* **What you need to do**
Output the line that contains "Output the text content of this document." and every line after it to the end of the entries, with nothing added or left out.

* **Dataset records**

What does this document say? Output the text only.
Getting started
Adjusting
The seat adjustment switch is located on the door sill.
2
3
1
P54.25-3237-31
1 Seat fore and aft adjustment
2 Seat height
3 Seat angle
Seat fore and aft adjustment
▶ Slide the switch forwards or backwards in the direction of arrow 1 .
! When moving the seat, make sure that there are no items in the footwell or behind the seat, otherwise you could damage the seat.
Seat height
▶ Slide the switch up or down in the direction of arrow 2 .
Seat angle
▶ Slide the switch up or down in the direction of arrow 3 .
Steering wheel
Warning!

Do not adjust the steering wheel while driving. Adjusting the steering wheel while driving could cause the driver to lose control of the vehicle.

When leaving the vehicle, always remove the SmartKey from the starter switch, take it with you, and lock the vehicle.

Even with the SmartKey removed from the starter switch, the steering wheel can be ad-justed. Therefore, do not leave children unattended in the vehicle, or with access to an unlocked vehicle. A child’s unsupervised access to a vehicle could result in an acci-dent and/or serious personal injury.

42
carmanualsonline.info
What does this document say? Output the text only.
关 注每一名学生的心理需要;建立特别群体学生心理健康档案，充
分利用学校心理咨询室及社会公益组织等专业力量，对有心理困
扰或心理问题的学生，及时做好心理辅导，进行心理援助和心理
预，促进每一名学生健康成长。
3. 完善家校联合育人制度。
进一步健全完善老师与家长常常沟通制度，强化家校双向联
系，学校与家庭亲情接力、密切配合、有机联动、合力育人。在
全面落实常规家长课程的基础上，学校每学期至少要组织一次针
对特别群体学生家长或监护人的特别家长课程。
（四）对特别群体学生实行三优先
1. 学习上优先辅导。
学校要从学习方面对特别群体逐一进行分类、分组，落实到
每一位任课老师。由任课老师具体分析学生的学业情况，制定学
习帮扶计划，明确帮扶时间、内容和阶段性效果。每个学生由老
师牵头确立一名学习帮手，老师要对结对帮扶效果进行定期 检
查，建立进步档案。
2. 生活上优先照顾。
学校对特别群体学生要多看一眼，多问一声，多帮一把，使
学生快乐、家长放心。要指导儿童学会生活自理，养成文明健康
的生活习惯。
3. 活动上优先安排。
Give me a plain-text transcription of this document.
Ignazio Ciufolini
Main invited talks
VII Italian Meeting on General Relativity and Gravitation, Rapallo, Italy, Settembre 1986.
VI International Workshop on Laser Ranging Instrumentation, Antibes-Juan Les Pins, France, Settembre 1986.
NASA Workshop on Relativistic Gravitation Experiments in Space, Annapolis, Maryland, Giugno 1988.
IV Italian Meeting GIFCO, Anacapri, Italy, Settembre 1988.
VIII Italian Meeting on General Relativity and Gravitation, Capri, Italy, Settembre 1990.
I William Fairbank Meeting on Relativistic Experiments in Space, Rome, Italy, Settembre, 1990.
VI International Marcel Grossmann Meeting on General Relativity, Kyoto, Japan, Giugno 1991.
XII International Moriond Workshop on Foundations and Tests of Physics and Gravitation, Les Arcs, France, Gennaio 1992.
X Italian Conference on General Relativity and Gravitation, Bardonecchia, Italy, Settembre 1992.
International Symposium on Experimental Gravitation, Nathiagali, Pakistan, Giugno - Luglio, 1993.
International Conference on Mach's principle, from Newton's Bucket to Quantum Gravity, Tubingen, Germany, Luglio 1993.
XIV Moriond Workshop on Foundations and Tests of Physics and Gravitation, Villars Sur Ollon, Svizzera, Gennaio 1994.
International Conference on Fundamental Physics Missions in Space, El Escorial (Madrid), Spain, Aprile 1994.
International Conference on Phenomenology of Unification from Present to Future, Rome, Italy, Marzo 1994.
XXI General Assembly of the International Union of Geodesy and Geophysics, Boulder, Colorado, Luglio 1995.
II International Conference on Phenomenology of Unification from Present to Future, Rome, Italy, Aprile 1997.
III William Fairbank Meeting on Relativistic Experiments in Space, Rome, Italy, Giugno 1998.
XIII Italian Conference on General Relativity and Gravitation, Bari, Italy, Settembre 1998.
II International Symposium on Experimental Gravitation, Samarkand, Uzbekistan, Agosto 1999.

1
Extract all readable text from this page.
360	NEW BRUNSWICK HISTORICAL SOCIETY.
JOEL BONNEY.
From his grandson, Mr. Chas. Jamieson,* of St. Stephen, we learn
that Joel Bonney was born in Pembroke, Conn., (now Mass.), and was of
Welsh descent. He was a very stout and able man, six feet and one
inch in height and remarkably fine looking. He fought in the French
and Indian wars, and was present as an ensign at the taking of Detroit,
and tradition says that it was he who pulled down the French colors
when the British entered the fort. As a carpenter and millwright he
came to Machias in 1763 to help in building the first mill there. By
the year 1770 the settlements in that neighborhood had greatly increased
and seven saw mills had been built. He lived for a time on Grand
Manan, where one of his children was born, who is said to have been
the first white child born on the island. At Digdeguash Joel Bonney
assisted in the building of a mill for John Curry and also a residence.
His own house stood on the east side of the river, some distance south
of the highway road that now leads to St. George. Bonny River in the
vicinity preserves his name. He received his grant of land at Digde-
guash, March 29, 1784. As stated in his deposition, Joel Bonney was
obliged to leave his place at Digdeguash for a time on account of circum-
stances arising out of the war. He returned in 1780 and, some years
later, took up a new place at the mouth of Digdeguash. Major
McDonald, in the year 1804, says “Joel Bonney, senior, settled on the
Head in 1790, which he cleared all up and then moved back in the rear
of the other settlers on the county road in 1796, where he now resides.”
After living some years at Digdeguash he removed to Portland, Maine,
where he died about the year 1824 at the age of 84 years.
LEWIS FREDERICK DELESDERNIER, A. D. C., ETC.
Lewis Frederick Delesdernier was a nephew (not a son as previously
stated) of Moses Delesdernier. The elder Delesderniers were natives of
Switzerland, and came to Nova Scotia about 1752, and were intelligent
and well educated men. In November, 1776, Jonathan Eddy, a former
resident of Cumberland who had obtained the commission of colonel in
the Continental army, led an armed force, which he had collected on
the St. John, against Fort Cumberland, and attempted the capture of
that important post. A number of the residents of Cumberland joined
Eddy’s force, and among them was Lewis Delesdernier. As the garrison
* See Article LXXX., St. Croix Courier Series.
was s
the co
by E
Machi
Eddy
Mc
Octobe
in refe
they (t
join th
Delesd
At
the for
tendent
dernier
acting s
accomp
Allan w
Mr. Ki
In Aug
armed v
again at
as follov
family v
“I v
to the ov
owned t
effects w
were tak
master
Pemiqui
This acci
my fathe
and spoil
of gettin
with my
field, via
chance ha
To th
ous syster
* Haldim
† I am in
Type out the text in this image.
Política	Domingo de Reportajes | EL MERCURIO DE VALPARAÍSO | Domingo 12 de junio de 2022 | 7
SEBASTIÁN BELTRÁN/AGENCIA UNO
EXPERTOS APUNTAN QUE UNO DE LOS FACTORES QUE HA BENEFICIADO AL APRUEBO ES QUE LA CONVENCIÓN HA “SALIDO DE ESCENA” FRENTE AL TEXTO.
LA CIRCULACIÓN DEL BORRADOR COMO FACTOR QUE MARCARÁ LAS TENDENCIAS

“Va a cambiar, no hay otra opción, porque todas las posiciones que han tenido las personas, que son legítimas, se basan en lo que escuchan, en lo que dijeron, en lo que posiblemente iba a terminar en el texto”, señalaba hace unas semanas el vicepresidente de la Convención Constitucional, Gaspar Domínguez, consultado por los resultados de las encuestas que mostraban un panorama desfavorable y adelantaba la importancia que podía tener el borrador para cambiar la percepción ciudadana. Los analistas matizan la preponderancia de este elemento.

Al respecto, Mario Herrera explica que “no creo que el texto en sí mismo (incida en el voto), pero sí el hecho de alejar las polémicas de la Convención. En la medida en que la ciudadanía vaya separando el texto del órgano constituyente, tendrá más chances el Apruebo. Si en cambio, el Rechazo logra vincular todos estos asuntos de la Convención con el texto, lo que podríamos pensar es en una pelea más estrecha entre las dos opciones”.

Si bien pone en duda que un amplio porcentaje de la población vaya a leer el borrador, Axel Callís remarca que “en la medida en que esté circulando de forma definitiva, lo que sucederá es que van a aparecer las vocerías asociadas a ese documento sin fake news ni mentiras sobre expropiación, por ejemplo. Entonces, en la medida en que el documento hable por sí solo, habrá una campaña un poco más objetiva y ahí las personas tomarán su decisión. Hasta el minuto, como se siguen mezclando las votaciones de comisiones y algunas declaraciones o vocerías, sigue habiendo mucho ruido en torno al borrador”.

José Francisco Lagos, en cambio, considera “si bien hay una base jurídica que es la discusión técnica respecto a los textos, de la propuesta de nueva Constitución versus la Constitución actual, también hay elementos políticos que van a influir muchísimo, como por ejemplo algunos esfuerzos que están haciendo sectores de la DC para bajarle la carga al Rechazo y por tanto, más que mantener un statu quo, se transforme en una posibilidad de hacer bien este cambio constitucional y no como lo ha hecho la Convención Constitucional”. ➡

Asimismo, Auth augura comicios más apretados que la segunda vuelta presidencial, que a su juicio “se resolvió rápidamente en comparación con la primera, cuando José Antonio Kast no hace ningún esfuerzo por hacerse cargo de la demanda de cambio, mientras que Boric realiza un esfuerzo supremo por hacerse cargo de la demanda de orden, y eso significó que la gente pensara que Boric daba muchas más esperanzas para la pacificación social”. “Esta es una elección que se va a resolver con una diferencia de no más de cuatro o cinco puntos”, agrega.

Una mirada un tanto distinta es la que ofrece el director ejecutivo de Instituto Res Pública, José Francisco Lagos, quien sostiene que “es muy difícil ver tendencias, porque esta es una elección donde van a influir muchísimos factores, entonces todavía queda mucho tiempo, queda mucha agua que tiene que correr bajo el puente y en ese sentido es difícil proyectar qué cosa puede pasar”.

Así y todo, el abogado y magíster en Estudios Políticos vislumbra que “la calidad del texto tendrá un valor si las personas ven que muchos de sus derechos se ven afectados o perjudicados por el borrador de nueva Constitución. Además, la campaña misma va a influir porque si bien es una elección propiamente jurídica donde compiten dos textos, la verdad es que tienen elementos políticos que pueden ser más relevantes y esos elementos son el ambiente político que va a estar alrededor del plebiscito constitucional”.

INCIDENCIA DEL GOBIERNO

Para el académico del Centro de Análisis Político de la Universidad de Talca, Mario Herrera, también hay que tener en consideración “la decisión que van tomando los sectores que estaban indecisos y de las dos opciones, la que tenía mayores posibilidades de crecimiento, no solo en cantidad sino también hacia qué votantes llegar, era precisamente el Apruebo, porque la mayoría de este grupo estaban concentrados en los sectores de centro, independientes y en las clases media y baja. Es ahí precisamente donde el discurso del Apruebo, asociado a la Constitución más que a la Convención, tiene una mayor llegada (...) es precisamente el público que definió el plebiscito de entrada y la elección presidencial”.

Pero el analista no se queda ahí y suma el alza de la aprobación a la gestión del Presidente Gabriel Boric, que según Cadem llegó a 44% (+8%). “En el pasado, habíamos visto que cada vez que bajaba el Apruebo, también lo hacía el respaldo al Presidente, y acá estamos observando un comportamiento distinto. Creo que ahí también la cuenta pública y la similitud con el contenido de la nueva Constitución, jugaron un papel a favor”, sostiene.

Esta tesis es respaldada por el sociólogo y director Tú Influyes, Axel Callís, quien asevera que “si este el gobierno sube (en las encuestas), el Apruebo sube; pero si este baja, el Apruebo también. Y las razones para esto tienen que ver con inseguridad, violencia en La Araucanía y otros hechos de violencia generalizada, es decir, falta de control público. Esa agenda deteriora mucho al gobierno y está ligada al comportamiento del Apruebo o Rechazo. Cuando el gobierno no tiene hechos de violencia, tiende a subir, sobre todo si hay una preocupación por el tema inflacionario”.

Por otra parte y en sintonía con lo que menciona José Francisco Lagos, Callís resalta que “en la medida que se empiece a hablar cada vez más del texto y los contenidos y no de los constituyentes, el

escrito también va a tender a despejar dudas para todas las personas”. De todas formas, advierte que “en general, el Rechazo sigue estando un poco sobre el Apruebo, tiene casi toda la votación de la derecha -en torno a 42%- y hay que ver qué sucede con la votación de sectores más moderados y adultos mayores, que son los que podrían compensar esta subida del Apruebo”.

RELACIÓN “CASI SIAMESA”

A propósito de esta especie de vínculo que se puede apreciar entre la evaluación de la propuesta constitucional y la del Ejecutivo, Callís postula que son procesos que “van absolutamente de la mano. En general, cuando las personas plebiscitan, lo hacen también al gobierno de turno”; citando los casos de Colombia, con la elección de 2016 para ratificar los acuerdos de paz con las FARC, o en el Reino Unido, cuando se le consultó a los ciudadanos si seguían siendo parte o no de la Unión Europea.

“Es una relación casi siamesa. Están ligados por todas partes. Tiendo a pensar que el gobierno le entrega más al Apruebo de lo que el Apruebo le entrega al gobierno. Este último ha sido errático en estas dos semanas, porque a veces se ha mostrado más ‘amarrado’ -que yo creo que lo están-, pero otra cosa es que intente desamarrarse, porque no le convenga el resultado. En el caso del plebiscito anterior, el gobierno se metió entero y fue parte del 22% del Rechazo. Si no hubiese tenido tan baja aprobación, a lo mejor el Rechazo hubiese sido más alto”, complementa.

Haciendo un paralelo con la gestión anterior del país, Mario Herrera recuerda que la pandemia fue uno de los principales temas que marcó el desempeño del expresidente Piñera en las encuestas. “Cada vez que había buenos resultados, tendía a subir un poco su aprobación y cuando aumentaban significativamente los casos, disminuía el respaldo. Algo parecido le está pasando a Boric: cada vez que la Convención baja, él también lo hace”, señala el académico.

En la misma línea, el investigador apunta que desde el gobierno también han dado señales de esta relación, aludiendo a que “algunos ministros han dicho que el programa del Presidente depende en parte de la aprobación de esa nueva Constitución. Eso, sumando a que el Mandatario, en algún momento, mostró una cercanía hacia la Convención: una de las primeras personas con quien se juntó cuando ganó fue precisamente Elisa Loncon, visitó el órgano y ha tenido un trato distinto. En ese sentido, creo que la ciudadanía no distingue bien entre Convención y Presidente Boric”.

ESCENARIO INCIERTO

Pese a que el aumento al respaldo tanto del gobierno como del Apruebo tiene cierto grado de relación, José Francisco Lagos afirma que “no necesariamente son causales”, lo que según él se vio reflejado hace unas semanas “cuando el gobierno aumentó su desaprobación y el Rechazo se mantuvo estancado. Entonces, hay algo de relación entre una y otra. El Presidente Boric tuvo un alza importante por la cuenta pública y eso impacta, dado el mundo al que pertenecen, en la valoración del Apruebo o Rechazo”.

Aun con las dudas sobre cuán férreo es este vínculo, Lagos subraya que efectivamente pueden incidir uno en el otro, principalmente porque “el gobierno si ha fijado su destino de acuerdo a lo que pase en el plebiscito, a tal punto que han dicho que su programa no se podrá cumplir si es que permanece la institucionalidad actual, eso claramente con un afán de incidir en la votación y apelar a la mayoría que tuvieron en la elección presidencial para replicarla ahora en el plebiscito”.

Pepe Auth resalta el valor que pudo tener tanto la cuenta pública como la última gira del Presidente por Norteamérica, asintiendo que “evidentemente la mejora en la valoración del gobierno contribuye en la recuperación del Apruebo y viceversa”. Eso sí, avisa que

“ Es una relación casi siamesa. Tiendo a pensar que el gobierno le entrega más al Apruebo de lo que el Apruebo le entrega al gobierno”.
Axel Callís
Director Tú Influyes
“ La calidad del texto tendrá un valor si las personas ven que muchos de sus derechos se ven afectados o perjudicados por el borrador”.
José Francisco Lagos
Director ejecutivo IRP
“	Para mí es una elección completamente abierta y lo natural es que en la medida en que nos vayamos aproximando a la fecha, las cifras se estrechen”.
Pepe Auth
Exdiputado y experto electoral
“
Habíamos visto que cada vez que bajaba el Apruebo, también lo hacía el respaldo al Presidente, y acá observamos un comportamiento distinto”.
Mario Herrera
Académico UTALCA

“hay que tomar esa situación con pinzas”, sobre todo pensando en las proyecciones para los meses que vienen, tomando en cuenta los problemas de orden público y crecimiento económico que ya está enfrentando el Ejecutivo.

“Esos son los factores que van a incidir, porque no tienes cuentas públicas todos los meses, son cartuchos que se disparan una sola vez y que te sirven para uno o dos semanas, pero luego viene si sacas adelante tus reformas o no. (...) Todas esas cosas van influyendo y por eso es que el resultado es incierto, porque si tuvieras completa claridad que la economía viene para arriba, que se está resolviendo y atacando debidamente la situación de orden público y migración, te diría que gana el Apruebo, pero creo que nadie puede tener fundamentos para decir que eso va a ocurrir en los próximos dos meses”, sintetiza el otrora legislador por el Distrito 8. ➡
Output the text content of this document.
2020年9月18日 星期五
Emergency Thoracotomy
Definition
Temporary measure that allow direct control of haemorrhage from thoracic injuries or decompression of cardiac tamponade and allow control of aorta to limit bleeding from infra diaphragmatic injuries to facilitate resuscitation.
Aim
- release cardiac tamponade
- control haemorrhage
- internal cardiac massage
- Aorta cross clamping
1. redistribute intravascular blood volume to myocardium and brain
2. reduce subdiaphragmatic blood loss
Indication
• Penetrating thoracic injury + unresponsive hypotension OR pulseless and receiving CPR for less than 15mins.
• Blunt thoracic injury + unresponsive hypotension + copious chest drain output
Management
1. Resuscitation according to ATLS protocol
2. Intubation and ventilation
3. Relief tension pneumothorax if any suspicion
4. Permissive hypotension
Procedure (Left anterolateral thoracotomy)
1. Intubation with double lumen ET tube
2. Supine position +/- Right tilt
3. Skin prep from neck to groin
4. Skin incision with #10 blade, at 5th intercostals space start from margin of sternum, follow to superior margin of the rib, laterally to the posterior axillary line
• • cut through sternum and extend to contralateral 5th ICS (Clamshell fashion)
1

* **Task output**
Output the text content of this document.
2020年9月18日 星期五
Emergency Thoracotomy
Definition
Temporary measure that allow direct control of haemorrhage from thoracic injuries or decompression of cardiac tamponade and allow control of aorta to limit bleeding from infra diaphragmatic injuries to facilitate resuscitation.
Aim
- release cardiac tamponade
- control haemorrhage
- internal cardiac massage
- Aorta cross clamping
1. redistribute intravascular blood volume to myocardium and brain
2. reduce subdiaphragmatic blood loss
Indication
• Penetrating thoracic injury + unresponsive hypotension OR pulseless and receiving CPR for less than 15mins.
• Blunt thoracic injury + unresponsive hypotension + copious chest drain output
Management
1. Resuscitation according to ATLS protocol
2. Intubation and ventilation
3. Relief tension pneumothorax if any suspicion
4. Permissive hypotension
Procedure (Left anterolateral thoracotomy)
1. Intubation with double lumen ET tube
2. Supine position +/- Right tilt
3. Skin prep from neck to groin
4. Skin incision with #10 blade, at 5th intercostals space start from margin of sternum, follow to superior margin of the rib, laterally to the posterior axillary line
• • cut through sternum and extend to contralateral 5th ICS (Clamshell fashion)
1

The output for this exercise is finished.